What the exercise asks:
Select lines where the word "كورونا" appears.

Extracted material:
########

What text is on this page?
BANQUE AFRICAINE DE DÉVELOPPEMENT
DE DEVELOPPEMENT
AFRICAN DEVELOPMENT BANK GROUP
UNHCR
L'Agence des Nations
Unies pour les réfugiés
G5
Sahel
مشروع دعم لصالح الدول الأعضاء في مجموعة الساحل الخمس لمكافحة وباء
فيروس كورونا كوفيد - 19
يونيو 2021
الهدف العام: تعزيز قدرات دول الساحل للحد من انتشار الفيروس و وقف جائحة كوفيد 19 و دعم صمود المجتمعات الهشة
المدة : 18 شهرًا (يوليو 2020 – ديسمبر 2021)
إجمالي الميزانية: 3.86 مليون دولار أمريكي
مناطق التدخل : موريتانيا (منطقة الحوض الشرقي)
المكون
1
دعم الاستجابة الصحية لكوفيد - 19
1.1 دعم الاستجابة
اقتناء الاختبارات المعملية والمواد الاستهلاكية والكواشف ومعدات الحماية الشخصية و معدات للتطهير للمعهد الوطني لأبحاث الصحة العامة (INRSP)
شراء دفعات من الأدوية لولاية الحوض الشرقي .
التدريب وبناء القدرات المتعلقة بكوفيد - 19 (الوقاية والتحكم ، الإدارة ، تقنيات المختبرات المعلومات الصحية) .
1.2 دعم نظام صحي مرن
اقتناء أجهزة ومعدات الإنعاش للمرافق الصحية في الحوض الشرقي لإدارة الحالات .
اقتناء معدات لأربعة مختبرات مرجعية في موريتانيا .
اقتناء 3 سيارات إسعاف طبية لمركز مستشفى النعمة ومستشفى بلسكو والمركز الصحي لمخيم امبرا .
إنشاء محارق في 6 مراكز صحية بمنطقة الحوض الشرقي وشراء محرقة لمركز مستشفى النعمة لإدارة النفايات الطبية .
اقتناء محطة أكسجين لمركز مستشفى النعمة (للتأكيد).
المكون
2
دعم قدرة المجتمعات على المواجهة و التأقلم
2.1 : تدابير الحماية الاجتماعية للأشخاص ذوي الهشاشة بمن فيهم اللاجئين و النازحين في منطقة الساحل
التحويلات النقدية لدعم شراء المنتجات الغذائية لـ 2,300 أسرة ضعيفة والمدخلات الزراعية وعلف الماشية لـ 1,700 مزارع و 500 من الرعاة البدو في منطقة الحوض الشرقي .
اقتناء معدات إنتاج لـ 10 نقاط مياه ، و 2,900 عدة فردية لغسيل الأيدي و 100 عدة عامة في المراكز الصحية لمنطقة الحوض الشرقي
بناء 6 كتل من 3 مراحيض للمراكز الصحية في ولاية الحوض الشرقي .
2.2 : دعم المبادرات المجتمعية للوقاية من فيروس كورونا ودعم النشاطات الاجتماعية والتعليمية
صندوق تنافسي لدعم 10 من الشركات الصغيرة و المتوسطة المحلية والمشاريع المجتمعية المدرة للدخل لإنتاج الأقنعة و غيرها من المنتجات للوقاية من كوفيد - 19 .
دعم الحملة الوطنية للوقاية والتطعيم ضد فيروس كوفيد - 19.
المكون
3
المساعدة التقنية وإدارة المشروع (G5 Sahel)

########

Exercise answer:
فيروس كورونا كوفيد - 19
2.2 : دعم المبادرات المجتمعية للوقاية من فيروس كورونا ودعم النشاطات الاجتماعية والتعليمية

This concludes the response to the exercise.